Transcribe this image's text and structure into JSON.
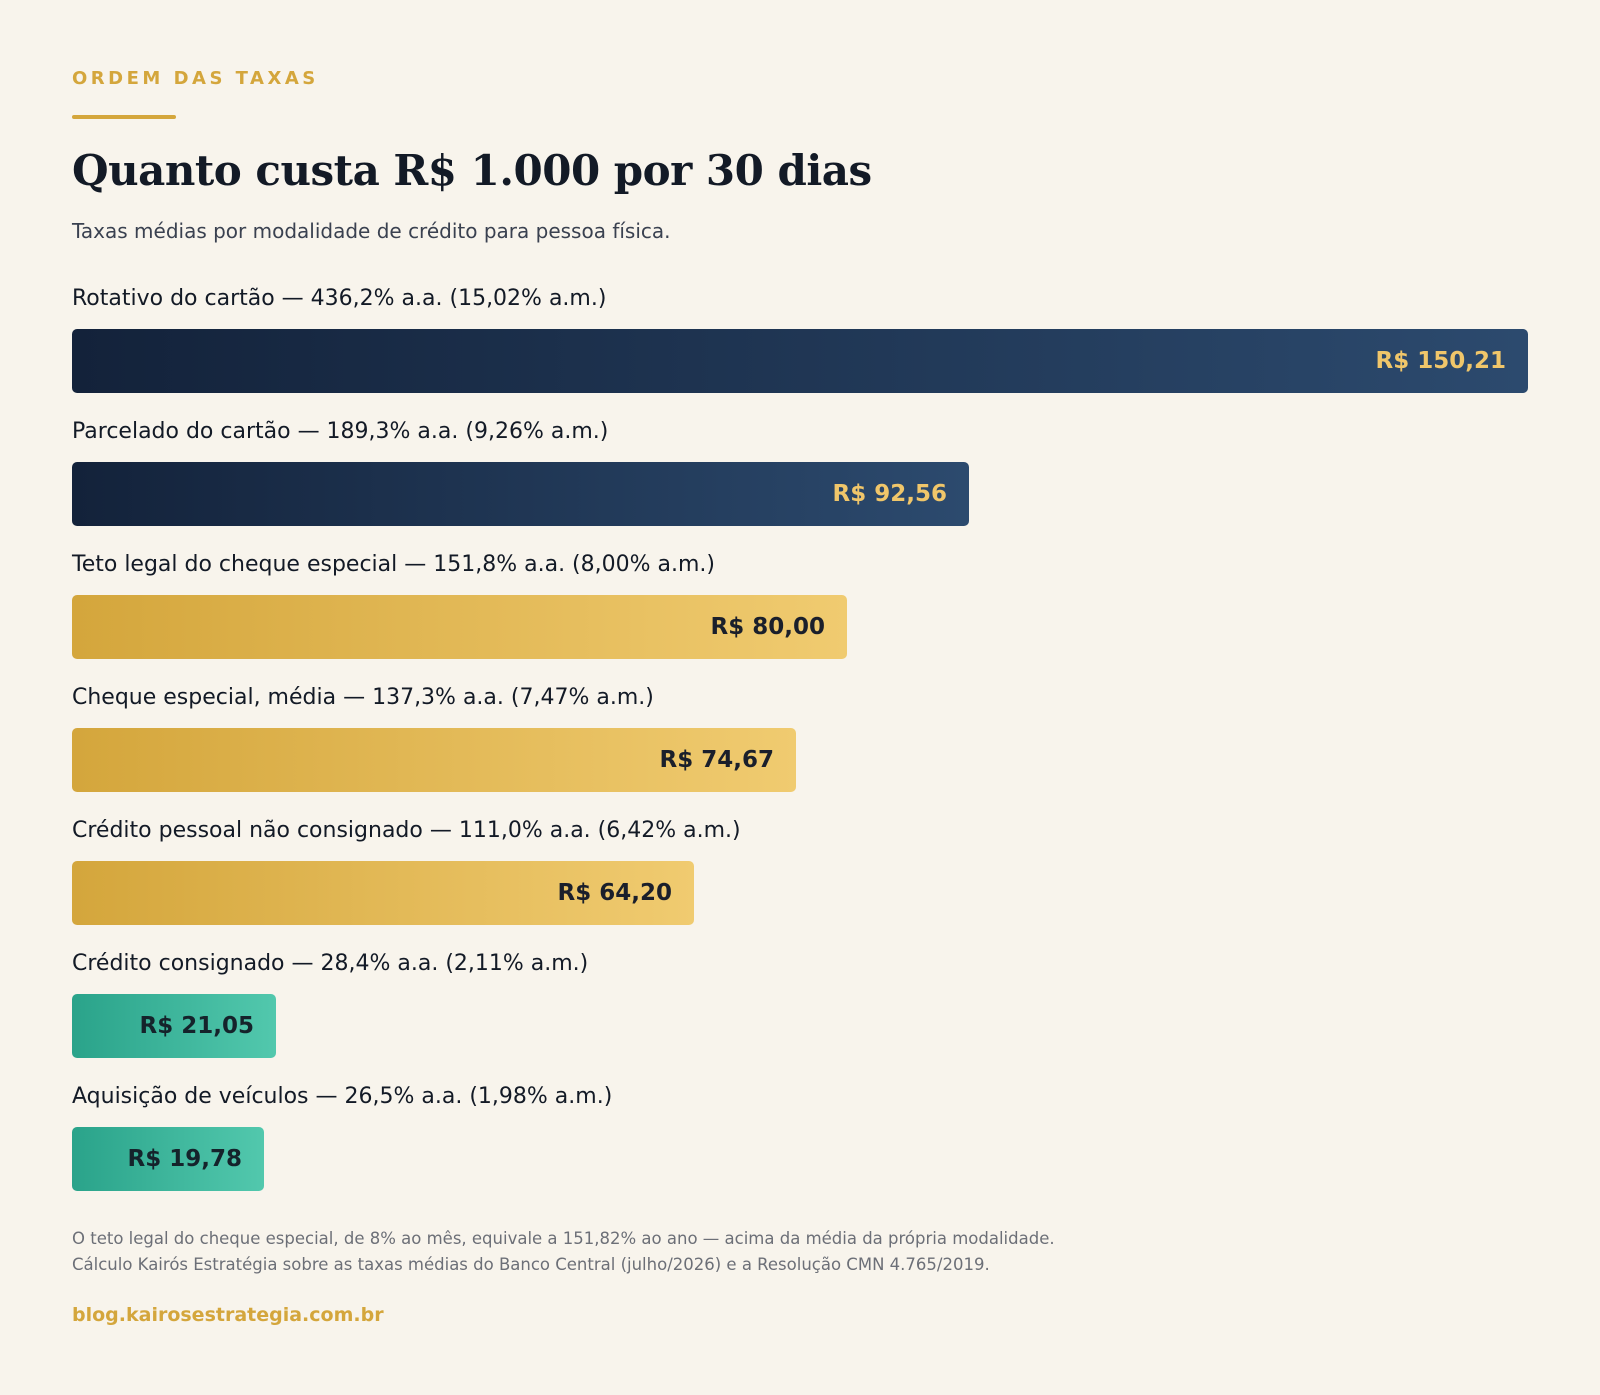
{
  "header": {
    "eyebrow": "ORDEM DAS TAXAS",
    "title": "Quanto custa R$ 1.000 por 30 dias",
    "subtitle": "Taxas médias por modalidade de crédito para pessoa física."
  },
  "colors": {
    "background": "#f8f4ec",
    "accent_gold": "#d4a63c",
    "bar_dark": "#1b3150",
    "bar_gold": "#e3b752",
    "bar_teal": "#3bb59b"
  },
  "chart_data": {
    "type": "bar",
    "orientation": "horizontal",
    "title": "Quanto custa R$ 1.000 por 30 dias",
    "subtitle": "Taxas médias por modalidade de crédito para pessoa física.",
    "xlim": [
      0,
      150.21
    ],
    "grid": false,
    "bars": [
      {
        "label": "Rotativo do cartão — 436,2% a.a. (15,02% a.m.)",
        "value": 150.21,
        "value_label": "R$ 150,21",
        "tier": "dark"
      },
      {
        "label": "Parcelado do cartão — 189,3% a.a. (9,26% a.m.)",
        "value": 92.56,
        "value_label": "R$ 92,56",
        "tier": "dark"
      },
      {
        "label": "Teto legal do cheque especial — 151,8% a.a. (8,00% a.m.)",
        "value": 80.0,
        "value_label": "R$ 80,00",
        "tier": "gold"
      },
      {
        "label": "Cheque especial, média — 137,3% a.a. (7,47% a.m.)",
        "value": 74.67,
        "value_label": "R$ 74,67",
        "tier": "gold"
      },
      {
        "label": "Crédito pessoal não consignado — 111,0% a.a. (6,42% a.m.)",
        "value": 64.2,
        "value_label": "R$ 64,20",
        "tier": "gold"
      },
      {
        "label": "Crédito consignado — 28,4% a.a. (2,11% a.m.)",
        "value": 21.05,
        "value_label": "R$ 21,05",
        "tier": "teal"
      },
      {
        "label": "Aquisição de veículos — 26,5% a.a. (1,98% a.m.)",
        "value": 19.78,
        "value_label": "R$ 19,78",
        "tier": "teal"
      }
    ]
  },
  "footer": {
    "note_line1": "O teto legal do cheque especial, de 8% ao mês, equivale a 151,82% ao ano — acima da média da própria modalidade.",
    "note_line2": "Cálculo Kairós Estratégia sobre as taxas médias do Banco Central (julho/2026) e a Resolução CMN 4.765/2019.",
    "site": "blog.kairosestrategia.com.br"
  }
}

§ §

Check each line of the entries for the string "para". Copy the lines that have it.

    "subtitle": "Taxas médias por modalidade de crédito para pessoa física."
    "subtitle": "Taxas médias por modalidade de crédito para pessoa física.",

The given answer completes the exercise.